**Aim**
Go through each line of the records below and count those with the word "number"; give only the total.

**Given data**

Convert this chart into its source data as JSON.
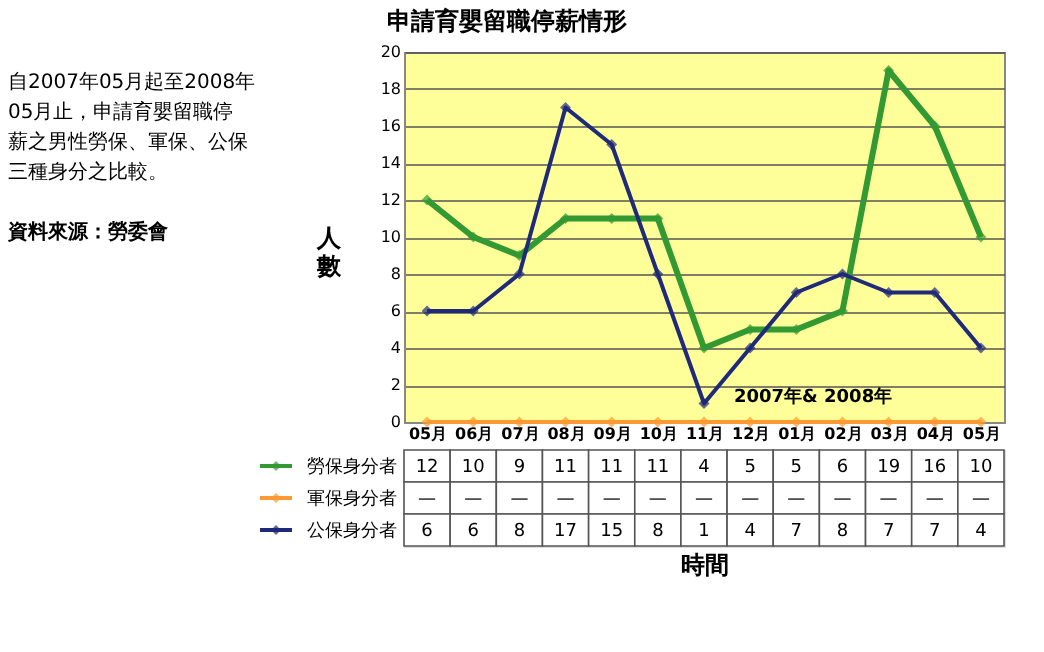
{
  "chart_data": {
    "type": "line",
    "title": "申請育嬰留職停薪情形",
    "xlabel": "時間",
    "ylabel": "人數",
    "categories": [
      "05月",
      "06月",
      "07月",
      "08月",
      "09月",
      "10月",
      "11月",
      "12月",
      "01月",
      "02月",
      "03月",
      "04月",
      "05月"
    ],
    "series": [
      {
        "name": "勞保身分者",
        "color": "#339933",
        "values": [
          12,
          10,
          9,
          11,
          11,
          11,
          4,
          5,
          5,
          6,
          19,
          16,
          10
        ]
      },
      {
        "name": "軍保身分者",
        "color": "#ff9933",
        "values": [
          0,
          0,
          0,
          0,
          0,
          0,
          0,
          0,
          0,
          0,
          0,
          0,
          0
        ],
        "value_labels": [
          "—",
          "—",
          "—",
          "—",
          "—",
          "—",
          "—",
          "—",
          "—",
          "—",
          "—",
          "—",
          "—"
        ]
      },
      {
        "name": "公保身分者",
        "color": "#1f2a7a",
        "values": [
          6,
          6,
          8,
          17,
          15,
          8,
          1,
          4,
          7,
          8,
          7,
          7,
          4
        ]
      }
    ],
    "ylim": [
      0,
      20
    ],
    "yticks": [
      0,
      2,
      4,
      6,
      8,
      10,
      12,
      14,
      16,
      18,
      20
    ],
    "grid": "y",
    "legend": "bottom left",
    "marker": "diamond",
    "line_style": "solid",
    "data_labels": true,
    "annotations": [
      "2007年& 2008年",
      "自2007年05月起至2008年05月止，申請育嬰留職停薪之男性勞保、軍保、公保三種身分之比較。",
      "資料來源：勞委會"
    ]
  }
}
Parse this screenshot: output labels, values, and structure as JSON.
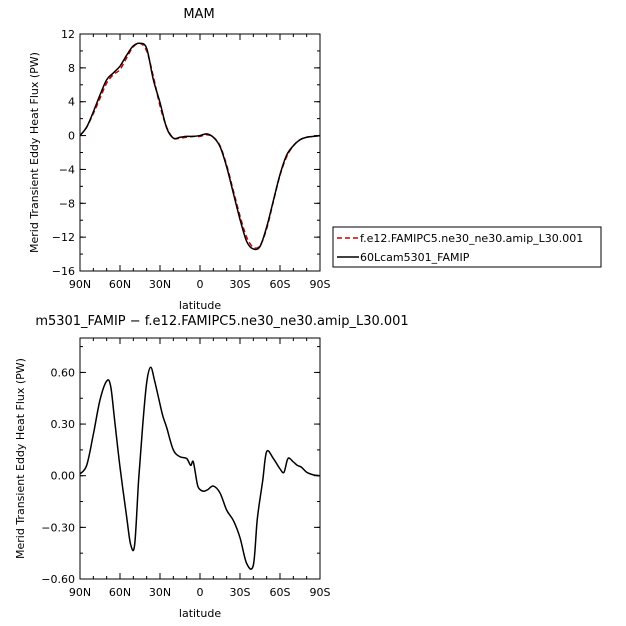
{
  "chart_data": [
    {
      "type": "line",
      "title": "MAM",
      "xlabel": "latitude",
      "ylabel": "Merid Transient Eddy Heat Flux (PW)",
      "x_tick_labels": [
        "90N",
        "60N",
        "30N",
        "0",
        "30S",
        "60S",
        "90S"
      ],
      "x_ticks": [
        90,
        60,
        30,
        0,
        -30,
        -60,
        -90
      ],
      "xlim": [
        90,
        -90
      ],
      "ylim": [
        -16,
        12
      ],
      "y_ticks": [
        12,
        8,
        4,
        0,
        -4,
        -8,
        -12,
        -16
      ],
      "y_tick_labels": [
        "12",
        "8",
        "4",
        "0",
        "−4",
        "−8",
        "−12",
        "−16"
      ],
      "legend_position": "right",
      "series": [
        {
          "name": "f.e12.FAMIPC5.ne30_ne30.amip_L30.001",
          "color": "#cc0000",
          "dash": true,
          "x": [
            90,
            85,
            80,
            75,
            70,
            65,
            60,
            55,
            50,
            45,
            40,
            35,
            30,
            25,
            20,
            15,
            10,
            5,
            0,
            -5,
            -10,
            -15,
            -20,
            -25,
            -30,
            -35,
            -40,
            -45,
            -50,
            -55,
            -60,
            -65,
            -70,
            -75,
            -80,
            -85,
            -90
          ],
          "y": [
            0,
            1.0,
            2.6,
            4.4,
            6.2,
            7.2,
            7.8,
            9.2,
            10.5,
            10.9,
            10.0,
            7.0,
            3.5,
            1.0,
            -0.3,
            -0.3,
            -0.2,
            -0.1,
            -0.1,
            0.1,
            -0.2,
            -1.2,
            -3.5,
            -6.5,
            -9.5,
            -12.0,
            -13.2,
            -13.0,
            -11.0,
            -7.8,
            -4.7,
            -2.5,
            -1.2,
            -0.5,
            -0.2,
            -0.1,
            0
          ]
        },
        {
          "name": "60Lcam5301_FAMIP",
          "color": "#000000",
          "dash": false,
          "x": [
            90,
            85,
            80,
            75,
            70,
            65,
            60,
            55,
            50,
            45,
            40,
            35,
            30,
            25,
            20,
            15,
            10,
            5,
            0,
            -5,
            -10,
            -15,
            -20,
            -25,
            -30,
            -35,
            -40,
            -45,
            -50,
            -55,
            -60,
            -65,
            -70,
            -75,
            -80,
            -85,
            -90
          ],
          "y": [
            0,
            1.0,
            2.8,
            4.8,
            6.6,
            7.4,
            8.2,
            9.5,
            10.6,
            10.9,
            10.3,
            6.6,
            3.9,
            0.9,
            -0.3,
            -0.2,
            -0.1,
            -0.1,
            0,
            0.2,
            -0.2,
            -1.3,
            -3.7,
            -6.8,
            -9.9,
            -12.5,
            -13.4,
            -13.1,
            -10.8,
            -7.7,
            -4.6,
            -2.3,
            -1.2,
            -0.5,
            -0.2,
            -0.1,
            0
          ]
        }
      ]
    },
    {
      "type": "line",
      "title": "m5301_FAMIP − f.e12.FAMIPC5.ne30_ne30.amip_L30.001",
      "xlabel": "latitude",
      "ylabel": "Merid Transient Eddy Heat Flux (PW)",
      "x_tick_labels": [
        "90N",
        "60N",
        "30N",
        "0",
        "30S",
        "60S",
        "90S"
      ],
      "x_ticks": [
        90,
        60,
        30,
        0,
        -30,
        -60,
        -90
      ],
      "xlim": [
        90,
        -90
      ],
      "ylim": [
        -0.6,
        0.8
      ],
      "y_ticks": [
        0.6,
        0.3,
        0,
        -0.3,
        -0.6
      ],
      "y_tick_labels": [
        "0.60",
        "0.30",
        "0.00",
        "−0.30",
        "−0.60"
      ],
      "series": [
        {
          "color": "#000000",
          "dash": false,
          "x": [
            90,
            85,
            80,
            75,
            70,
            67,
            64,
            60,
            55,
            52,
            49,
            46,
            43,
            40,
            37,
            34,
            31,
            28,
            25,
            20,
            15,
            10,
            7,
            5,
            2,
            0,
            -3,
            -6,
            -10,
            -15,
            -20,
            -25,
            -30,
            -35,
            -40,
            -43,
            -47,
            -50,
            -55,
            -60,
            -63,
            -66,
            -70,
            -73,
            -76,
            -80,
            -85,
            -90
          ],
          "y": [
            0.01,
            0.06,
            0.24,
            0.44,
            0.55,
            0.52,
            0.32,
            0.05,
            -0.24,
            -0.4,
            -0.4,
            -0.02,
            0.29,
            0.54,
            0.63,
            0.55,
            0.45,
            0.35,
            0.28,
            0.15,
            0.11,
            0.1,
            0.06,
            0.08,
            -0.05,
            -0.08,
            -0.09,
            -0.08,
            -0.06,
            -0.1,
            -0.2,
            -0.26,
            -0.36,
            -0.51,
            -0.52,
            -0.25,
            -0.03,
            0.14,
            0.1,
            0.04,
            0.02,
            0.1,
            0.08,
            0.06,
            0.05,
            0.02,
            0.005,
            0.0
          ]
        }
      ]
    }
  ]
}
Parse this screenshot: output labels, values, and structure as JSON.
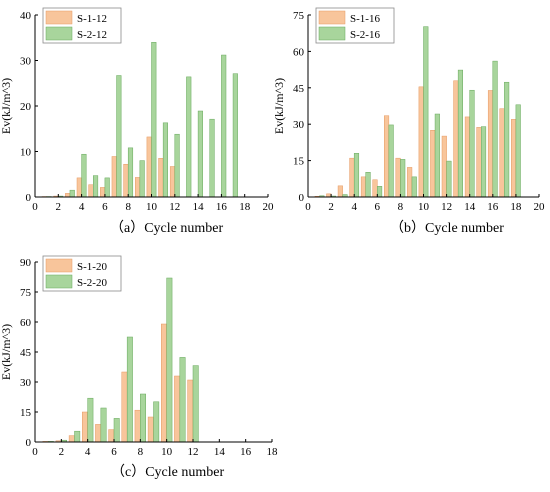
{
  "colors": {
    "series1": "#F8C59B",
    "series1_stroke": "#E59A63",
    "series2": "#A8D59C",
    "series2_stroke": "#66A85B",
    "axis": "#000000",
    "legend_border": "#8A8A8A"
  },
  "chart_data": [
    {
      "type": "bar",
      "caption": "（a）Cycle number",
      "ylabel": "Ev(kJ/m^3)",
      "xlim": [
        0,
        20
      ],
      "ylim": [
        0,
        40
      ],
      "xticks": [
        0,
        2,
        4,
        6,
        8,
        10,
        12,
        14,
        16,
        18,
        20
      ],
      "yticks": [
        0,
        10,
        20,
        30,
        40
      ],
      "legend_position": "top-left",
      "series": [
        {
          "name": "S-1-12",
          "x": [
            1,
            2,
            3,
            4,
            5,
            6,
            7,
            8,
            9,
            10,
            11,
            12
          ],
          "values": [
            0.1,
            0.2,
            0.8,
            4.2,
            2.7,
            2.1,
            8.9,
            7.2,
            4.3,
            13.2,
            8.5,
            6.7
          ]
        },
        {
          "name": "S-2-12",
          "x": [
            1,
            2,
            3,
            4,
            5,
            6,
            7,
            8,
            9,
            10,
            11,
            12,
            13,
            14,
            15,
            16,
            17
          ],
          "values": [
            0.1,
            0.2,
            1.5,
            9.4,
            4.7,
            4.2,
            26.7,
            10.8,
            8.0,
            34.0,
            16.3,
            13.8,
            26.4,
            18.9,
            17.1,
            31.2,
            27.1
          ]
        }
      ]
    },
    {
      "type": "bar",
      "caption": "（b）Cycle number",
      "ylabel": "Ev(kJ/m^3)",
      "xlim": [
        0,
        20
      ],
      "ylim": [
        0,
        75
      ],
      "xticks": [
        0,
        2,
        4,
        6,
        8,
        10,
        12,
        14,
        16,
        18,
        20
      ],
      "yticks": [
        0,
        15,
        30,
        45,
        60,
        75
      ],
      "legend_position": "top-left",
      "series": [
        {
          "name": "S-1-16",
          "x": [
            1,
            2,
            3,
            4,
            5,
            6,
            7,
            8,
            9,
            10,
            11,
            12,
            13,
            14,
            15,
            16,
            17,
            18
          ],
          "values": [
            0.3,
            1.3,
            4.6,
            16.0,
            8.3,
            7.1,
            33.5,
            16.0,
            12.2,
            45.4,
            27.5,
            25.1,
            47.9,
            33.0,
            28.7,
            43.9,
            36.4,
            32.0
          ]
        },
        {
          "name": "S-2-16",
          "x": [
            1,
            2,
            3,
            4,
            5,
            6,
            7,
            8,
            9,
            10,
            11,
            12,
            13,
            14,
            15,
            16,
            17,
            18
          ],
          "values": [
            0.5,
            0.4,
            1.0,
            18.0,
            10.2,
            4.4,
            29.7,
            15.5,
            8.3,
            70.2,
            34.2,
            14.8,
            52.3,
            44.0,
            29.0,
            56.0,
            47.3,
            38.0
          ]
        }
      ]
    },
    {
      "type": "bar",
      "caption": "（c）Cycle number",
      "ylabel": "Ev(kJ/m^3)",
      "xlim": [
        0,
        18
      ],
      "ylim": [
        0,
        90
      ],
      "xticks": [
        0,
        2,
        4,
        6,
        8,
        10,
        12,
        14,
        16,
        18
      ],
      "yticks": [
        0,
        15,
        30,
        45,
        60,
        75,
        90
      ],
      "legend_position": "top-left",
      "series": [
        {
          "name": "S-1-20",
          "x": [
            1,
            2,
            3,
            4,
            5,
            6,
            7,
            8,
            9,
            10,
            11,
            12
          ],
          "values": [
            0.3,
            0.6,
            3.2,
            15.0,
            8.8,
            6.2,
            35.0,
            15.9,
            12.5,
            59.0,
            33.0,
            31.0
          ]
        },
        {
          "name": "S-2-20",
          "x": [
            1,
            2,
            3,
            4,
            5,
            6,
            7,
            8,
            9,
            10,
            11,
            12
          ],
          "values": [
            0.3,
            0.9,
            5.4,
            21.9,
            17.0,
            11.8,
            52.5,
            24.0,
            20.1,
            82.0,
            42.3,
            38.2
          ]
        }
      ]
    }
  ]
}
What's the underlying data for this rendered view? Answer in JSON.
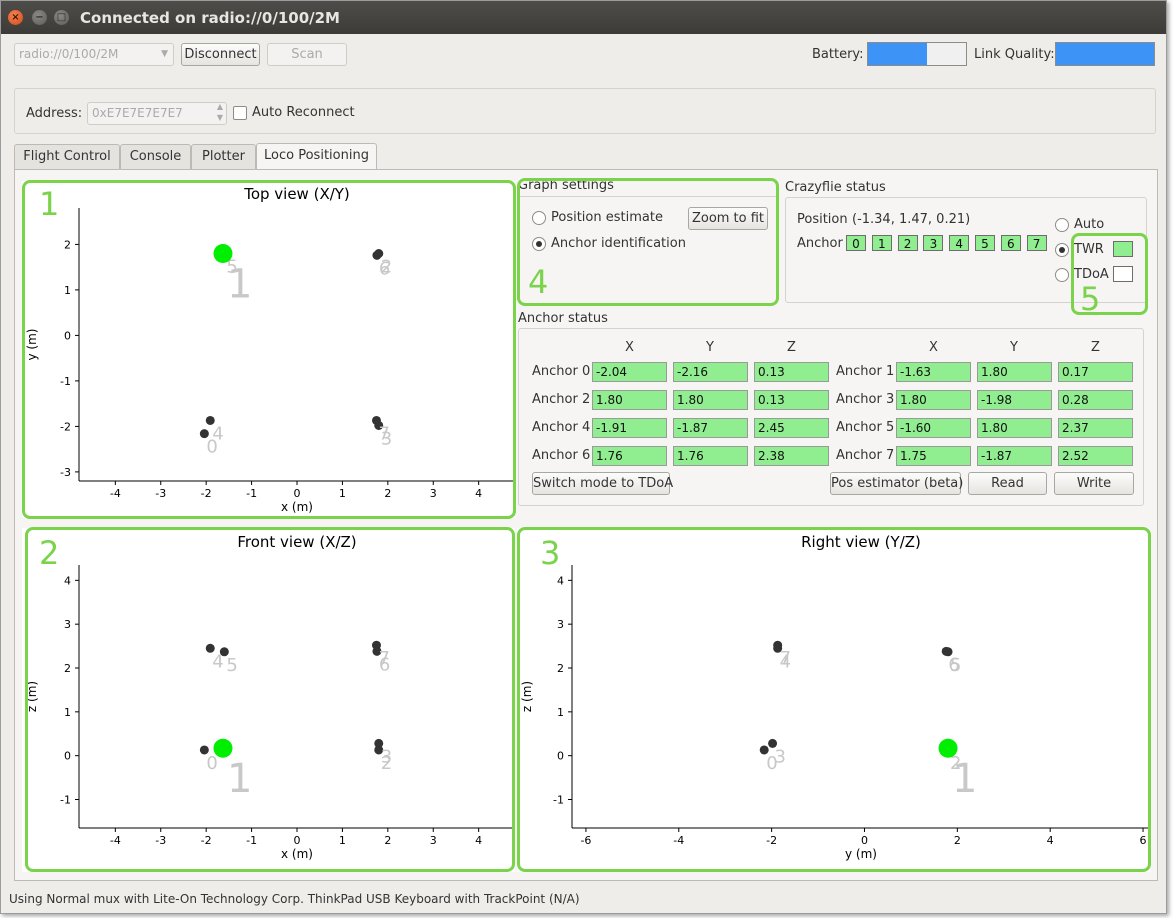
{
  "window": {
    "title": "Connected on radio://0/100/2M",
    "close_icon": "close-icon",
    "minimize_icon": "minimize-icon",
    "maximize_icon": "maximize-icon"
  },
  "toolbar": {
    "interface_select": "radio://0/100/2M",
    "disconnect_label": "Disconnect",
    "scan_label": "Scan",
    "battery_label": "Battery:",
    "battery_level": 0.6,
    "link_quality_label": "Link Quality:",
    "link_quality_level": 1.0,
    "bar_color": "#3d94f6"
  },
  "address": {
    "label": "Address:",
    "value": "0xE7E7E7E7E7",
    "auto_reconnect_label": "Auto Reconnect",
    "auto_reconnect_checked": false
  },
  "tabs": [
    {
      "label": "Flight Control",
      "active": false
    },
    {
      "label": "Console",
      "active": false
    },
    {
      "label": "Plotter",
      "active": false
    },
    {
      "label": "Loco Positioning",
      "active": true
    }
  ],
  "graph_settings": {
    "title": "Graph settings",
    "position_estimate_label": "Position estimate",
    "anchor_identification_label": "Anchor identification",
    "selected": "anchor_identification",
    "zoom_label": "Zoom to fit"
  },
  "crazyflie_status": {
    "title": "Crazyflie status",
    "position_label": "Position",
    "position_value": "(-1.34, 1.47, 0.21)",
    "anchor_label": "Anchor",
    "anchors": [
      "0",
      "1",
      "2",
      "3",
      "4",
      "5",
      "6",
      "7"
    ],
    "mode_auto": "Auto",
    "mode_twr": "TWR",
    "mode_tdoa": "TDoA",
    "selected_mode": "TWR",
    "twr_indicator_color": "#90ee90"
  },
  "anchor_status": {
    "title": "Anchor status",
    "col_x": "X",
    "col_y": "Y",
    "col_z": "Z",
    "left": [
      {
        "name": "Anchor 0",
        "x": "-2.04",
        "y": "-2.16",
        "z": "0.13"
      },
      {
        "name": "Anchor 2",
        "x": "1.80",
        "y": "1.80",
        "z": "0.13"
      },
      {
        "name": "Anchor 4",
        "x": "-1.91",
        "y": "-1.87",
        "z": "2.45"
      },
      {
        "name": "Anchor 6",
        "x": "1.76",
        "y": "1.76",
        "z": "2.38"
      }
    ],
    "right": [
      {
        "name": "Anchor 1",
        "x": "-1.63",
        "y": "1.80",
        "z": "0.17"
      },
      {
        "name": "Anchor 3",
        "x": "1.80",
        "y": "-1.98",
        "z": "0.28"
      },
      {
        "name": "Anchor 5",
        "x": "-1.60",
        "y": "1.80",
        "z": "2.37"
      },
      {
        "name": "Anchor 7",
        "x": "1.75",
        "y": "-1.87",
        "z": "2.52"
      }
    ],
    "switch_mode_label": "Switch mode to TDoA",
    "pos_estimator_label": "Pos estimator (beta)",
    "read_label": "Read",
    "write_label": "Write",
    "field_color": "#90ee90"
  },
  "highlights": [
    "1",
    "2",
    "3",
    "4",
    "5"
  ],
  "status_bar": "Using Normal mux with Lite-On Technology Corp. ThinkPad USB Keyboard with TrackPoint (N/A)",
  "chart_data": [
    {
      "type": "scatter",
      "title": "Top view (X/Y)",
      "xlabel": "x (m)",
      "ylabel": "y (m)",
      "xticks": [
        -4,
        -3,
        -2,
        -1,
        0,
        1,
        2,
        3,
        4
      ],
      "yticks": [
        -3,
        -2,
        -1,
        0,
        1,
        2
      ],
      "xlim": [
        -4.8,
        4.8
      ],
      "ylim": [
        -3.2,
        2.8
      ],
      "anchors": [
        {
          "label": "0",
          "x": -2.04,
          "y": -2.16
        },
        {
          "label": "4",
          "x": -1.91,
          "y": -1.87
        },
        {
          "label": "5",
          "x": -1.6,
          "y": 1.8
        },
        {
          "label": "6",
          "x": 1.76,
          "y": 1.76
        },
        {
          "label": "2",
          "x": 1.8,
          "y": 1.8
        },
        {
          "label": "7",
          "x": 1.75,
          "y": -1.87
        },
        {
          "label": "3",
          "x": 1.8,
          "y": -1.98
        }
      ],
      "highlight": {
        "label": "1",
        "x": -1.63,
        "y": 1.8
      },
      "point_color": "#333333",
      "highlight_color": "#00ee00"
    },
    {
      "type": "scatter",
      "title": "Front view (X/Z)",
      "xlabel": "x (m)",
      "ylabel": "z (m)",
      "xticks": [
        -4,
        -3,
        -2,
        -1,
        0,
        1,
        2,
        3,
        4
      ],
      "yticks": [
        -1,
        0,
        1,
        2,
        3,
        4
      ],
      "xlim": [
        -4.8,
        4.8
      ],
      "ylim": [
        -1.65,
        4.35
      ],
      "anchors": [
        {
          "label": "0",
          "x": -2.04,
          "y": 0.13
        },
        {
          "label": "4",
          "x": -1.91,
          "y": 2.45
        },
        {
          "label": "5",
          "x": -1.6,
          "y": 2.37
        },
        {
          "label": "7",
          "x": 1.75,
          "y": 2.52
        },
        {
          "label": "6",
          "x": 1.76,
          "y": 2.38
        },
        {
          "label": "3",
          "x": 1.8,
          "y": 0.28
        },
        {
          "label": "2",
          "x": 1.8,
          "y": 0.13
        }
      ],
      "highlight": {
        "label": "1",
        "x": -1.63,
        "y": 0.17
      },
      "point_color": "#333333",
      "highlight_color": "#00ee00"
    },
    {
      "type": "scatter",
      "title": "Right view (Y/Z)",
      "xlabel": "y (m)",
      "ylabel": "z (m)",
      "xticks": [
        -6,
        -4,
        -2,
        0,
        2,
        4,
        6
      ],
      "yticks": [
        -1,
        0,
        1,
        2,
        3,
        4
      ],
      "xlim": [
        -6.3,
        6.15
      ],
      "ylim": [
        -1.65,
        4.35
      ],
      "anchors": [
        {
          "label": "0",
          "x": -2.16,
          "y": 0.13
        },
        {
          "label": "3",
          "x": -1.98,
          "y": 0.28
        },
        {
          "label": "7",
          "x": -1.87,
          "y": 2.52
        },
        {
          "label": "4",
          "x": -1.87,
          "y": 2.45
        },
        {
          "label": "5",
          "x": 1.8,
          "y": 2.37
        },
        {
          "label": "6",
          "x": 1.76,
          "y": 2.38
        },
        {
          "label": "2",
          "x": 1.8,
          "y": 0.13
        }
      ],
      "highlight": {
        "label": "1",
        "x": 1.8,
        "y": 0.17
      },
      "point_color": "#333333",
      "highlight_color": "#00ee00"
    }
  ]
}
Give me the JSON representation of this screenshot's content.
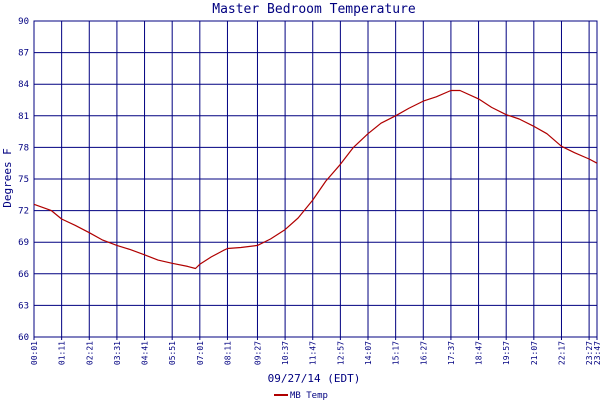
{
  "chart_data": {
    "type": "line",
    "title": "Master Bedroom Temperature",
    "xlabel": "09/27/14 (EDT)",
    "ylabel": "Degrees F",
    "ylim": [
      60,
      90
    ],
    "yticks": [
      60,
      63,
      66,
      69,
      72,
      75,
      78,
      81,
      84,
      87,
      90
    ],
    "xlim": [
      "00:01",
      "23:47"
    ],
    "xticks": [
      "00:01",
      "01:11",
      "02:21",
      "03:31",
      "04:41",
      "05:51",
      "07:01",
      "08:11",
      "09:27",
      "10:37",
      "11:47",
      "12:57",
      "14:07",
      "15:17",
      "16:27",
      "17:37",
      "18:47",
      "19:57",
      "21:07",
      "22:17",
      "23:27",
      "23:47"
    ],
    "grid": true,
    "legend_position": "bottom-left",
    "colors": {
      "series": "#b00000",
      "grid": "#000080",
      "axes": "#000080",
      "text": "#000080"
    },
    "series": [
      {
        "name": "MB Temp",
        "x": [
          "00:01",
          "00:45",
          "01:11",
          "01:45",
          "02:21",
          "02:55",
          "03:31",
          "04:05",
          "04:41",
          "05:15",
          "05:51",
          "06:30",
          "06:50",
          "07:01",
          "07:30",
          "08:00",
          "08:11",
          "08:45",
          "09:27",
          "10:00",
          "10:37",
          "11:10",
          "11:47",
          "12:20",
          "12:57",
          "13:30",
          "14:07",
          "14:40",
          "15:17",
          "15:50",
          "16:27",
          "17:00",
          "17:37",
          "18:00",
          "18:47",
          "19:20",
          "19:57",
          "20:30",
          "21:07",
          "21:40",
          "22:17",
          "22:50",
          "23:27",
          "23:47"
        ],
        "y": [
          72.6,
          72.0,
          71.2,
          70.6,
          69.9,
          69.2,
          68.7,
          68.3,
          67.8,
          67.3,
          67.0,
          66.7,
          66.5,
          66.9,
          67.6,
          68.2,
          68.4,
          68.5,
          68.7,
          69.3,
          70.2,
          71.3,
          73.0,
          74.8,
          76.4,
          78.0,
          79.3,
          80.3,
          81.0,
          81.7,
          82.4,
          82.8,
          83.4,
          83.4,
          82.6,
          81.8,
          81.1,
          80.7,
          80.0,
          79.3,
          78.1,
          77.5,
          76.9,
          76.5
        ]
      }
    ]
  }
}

**Answer in full**
3